===== DATA IN THIS EXERCISE

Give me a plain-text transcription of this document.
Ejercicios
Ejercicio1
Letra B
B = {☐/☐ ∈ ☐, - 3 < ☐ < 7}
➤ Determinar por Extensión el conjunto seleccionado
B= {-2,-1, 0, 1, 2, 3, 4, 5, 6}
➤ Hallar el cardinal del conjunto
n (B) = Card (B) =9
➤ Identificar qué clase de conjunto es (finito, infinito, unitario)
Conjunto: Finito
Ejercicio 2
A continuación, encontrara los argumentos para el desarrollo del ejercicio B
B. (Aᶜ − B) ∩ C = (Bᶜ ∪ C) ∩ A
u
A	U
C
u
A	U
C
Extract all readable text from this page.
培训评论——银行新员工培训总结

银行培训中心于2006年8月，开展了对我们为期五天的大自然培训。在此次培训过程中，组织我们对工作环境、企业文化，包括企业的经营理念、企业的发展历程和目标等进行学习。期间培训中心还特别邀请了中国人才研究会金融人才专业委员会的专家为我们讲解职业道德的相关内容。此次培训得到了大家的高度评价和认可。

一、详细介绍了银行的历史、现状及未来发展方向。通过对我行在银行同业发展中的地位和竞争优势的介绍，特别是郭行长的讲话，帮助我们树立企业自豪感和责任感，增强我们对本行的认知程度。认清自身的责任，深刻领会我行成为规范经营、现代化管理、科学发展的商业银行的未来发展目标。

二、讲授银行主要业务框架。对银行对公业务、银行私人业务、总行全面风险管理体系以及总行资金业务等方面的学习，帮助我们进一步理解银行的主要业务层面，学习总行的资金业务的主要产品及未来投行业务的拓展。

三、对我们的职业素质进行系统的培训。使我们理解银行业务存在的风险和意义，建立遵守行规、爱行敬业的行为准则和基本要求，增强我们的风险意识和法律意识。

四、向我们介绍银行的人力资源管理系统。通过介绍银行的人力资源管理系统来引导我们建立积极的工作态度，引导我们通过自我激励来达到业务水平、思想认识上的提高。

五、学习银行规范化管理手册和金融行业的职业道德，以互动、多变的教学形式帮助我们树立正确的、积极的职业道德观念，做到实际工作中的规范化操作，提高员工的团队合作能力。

==========

Extract all of the data exactly as written.

▸ SOLUTION FOR THIS PROBLEM:
Give me a plain-text transcription of this document.
Ejercicios
Ejercicio1
Letra B
B = {☐/☐ ∈ ☐, - 3 < ☐ < 7}
➤ Determinar por Extensión el conjunto seleccionado
B= {-2,-1, 0, 1, 2, 3, 4, 5, 6}
➤ Hallar el cardinal del conjunto
n (B) = Card (B) =9
➤ Identificar qué clase de conjunto es (finito, infinito, unitario)
Conjunto: Finito
Ejercicio 2
A continuación, encontrara los argumentos para el desarrollo del ejercicio B
B. (Aᶜ − B) ∩ C = (Bᶜ ∪ C) ∩ A
u
A	U
C
u
A	U
C
Extract all readable text from this page.
培训评论——银行新员工培训总结

银行培训中心于2006年8月，开展了对我们为期五天的大自然培训。在此次培训过程中，组织我们对工作环境、企业文化，包括企业的经营理念、企业的发展历程和目标等进行学习。期间培训中心还特别邀请了中国人才研究会金融人才专业委员会的专家为我们讲解职业道德的相关内容。此次培训得到了大家的高度评价和认可。

一、详细介绍了银行的历史、现状及未来发展方向。通过对我行在银行同业发展中的地位和竞争优势的介绍，特别是郭行长的讲话，帮助我们树立企业自豪感和责任感，增强我们对本行的认知程度。认清自身的责任，深刻领会我行成为规范经营、现代化管理、科学发展的商业银行的未来发展目标。

二、讲授银行主要业务框架。对银行对公业务、银行私人业务、总行全面风险管理体系以及总行资金业务等方面的学习，帮助我们进一步理解银行的主要业务层面，学习总行的资金业务的主要产品及未来投行业务的拓展。

三、对我们的职业素质进行系统的培训。使我们理解银行业务存在的风险和意义，建立遵守行规、爱行敬业的行为准则和基本要求，增强我们的风险意识和法律意识。

四、向我们介绍银行的人力资源管理系统。通过介绍银行的人力资源管理系统来引导我们建立积极的工作态度，引导我们通过自我激励来达到业务水平、思想认识上的提高。

五、学习银行规范化管理手册和金融行业的职业道德，以互动、多变的教学形式帮助我们树立正确的、积极的职业道德观念，做到实际工作中的规范化操作，提高员工的团队合作能力。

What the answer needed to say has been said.